DATA FOR THE TASK:
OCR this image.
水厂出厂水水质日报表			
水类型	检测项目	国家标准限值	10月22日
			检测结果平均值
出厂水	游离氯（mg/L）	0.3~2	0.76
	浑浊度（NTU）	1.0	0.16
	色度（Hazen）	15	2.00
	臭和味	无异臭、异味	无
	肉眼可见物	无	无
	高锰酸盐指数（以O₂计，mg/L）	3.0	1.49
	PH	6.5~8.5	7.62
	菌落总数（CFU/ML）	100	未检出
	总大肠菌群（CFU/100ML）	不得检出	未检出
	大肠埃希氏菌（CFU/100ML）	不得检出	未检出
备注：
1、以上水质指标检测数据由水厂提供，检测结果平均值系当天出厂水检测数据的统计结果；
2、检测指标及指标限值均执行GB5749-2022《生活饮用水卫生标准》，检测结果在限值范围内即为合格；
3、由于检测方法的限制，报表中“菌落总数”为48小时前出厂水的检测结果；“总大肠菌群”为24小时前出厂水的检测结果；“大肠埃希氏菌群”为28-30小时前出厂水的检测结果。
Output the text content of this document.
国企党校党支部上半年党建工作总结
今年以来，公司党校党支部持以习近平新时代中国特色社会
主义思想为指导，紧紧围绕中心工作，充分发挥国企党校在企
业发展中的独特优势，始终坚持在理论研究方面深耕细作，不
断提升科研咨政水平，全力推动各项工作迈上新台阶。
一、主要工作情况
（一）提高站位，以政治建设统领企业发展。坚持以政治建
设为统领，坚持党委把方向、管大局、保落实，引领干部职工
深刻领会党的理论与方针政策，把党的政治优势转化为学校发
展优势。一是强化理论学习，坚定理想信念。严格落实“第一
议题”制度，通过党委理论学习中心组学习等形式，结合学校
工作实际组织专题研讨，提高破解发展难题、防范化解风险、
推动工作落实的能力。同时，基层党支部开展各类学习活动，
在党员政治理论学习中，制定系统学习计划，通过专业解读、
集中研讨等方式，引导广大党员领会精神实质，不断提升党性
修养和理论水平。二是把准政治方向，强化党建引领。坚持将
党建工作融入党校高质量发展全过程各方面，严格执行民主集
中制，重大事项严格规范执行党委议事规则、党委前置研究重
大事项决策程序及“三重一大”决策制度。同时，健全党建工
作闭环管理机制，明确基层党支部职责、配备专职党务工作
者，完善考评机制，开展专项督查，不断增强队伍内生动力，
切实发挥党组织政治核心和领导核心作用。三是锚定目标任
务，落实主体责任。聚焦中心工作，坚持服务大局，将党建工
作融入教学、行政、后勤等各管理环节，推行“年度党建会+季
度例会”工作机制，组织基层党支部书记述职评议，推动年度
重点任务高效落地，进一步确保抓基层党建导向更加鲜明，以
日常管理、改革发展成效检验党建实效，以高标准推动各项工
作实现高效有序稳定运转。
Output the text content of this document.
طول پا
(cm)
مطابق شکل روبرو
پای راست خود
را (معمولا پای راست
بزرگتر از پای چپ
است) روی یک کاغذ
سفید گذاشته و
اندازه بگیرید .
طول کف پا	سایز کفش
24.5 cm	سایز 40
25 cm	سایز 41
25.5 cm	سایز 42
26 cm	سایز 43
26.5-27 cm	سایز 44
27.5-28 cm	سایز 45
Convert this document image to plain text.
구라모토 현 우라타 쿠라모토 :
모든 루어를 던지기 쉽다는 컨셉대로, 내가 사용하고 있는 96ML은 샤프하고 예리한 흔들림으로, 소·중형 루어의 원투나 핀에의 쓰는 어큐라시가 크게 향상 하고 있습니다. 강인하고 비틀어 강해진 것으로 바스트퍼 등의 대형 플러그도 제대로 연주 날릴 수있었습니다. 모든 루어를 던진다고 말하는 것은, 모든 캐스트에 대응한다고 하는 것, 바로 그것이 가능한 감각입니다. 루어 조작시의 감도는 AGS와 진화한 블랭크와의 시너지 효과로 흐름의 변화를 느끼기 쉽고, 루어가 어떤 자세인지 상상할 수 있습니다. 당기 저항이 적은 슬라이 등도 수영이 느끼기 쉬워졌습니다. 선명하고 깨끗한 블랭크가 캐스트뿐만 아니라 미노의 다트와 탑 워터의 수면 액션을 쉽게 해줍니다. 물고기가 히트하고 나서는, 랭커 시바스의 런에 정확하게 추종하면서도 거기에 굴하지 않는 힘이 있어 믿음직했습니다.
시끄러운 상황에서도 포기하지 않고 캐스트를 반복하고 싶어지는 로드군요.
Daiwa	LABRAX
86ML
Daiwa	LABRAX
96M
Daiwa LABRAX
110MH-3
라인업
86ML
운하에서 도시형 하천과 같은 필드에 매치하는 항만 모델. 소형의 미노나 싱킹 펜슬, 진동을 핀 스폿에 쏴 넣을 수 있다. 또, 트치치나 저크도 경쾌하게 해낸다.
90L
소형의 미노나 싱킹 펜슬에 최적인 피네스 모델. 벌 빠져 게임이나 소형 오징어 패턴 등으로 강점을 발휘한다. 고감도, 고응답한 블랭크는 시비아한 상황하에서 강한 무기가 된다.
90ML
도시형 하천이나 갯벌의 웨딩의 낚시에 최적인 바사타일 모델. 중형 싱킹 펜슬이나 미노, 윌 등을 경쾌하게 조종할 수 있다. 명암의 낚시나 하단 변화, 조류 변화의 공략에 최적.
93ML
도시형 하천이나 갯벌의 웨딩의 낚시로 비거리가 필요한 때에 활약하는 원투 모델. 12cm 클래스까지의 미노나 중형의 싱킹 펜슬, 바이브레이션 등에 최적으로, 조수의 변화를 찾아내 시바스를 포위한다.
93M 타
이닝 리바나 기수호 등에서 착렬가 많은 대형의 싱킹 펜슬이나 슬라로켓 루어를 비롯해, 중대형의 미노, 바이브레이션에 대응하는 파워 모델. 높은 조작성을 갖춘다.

THE EXERCISE: Gather each line of the listing containing the word "펜슬이나" and show it.

TASK ANSWER:
도시형 하천이나 갯벌의 웨딩의 낚시에 최적인 바사타일 모델. 중형 싱킹 펜슬이나 미노, 윌 등을 경쾌하게 조종할 수 있다. 명암의 낚시나 하단 변화, 조류 변화의 공략에 최적.
이닝 리바나 기수호 등에서 착렬가 많은 대형의 싱킹 펜슬이나 슬라로켓 루어를 비롯해, 중대형의 미노, 바이브레이션에 대응하는 파워 모델. 높은 조작성을 갖춘다.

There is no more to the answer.